**TO BE DONE:**
A: Please write out the passage from the article on the Andorra Davis Cup team word for word, from "In 2003 in Europe/Africa" to "over his opponent.".
B: According to the article on the Andorra Davis Cup team, which body governs the team?
C: Name every Andorran player mentioned in the article on the Andorra Davis Cup team's account of the 2003 tie against Greece.

- Captain: Laurent Recouderc
- ITF ranking: 106
- Colors: Red & White
- First year: 2000
- Years played: 15
- Ties played (W–L): 63 (26–37)
- Years in World Group: 0
- Davis Cup titles: 0
- Runners-up: 0
- Most total wins: Poux-Gautier (41)
- Most singles wins: Poux-Gautier (25)
- Most doubles wins: Poux-Gautier (16)
- Best doubles team: Poux-Gautier / Vila (6–1)
- Most ties played: Poux-Gautier (53)
- Most years played: Poux-Gautier (13)

= Andorra Davis Cup team =

National tennis team

The Andorra Davis Cup team represents Andorra in Davis Cup tennis competition and are governed by the Federació Andorrana de Tennis.

Andorra currently competes in the Europe Zone of Group IV, and have done so since 2008. They reached Group II in 2003, losing to Greece in the first round 1-4 and to Egypt 2-3 in the relegation play-off.

Jean-Baptiste Poux-Gautier holds most if not all of Andorra's individual player records.

==History==
Andorra competed in its first Davis Cup in 2000, beginning in Europe Group IV. For much of its history, the team has yo-yoed up and down group levels. They won promotion to Group 3 in 2001, and then promotion to Group 2 the following year.

In 2003 in Europe/Africa Group II, Andorra lost to Greece in their first round tie 1-4, in a tie played in April at the Poliesportiv d'Andorra on indoor carpet. In the opening rubber, Kenneth Tuilier-Curco was soundly beaten by Vasilis Mazarakis 1-6, 0-6, 1-6. In the next match, Andorra's second winningest player in its history, Joan Jimenez-Herrara, fared better but still bowed out in straight sets, to Konstantinos Economidis 4-6, 4-6, 3-6. Jimenez-Herrara and Pau Gerbaud-Farras fought back from two sets down in the doubles rubber but lost the fifth set to Mazarakis and Economidis 4-6. Marc Vilanova was credited with a consolation dead rubber match win in a walk over his opponent.

**EXTRACTED INFORMATION:**
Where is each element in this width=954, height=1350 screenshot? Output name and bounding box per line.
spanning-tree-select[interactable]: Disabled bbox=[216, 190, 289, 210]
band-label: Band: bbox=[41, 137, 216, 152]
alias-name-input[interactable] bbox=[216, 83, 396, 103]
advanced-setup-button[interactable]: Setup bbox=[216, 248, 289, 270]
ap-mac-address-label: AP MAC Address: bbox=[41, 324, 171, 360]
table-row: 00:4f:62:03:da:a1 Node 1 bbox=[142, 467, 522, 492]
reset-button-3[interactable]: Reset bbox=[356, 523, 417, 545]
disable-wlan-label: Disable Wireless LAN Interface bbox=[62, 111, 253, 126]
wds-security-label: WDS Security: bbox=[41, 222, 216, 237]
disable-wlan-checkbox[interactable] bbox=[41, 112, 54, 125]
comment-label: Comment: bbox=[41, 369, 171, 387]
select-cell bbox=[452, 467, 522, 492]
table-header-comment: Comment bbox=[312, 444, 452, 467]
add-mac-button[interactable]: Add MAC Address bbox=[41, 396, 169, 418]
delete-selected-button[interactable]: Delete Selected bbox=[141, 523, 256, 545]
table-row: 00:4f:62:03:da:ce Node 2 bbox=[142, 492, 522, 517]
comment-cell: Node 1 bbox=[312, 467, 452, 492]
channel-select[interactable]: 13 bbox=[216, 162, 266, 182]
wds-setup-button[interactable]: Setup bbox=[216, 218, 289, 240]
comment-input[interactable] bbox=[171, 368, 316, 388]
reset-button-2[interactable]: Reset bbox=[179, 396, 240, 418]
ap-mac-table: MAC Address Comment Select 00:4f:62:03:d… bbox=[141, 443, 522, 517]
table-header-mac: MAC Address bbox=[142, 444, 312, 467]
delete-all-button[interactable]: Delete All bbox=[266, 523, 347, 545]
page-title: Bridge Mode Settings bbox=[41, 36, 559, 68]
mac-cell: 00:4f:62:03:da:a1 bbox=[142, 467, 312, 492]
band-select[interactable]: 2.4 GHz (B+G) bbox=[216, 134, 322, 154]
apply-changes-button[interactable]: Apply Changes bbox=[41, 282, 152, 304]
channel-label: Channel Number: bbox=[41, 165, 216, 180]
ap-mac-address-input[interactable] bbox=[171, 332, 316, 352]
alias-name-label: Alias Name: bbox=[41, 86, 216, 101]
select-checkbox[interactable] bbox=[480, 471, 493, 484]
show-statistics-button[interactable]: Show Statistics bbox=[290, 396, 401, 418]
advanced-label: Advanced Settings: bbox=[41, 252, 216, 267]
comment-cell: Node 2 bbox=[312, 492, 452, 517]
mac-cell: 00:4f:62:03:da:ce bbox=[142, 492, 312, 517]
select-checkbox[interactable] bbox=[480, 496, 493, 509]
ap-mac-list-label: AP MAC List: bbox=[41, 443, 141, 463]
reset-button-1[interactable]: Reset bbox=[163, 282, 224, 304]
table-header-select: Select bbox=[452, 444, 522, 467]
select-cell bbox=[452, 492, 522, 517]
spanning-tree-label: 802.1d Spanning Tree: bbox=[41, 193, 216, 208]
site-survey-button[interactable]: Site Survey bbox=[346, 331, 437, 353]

**THE RESULTS:**
A:
In 2003 in Europe/Africa Group II, Andorra lost to Greece in their first round tie 1-4, in a tie played in April at the Poliesportiv d'Andorra on indoor carpet. In the opening rubber, Kenneth Tuilier-Curco was soundly beaten by Vasilis Mazarakis 1-6, 0-6, 1-6. In the next match, Andorra's second winningest player in its history, Joan Jimenez-Herrara, fared better but still bowed out in straight sets, to Konstantinos Economidis 4-6, 4-6, 3-6. Jimenez-Herrara and Pau Gerbaud-Farras fought back from two sets down in the doubles rubber but lost the fifth set to Mazarakis and Economidis 4-6. Marc Vilanova was credited with a consolation dead rubber match win in a walk over his opponent.

B: The Federació Andorrana de Tennis.

C: Kenneth Tuilier-Curco, Joan Jimenez-Herrara, Pau Gerbaud-Farras, Marc Vilanova